┌────────

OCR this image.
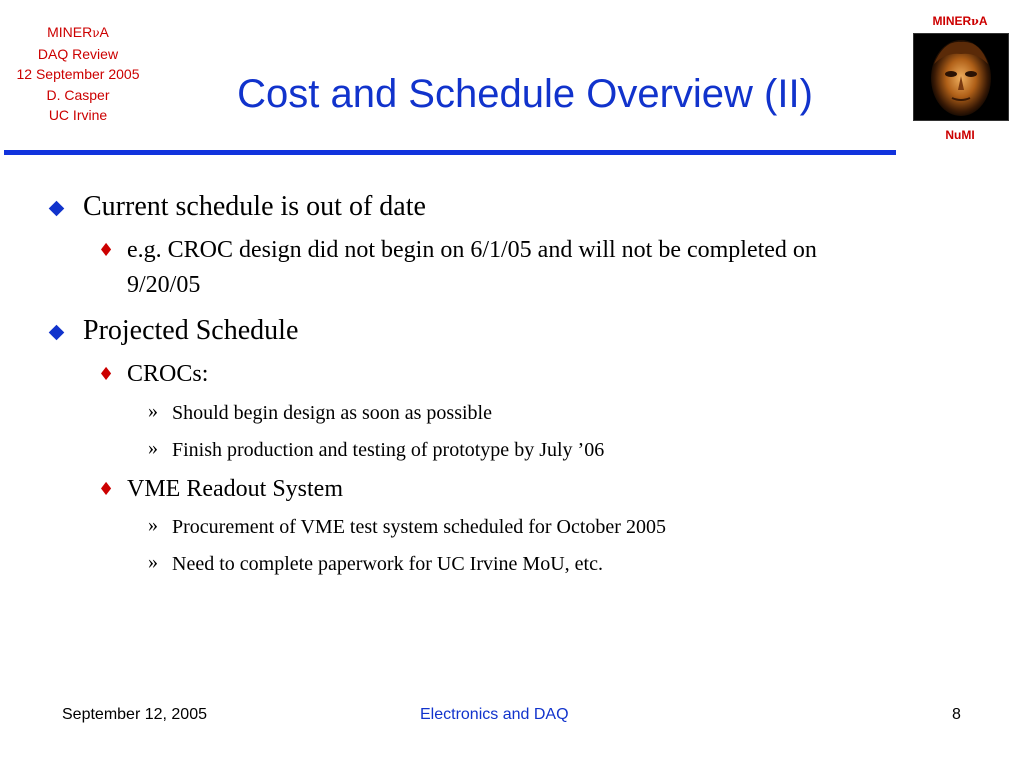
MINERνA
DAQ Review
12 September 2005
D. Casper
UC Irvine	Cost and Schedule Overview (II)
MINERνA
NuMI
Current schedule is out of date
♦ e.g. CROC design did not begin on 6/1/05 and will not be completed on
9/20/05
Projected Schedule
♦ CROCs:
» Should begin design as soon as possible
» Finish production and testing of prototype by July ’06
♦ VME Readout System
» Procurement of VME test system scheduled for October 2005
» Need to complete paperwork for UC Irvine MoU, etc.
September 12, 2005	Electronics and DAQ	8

└────────

## Exercise
Take the listing above and print it exactly, apart from the pictures.

## Result of this exercise
OCR this image.
MINERνA
DAQ Review
12 September 2005
D. Casper
UC Irvine	Cost and Schedule Overview (II)
MINERνA
NuMI
Current schedule is out of date
♦ e.g. CROC design did not begin on 6/1/05 and will not be completed on
9/20/05
Projected Schedule
♦ CROCs:
» Should begin design as soon as possible
» Finish production and testing of prototype by July ’06
♦ VME Readout System
» Procurement of VME test system scheduled for October 2005
» Need to complete paperwork for UC Irvine MoU, etc.
September 12, 2005	Electronics and DAQ	8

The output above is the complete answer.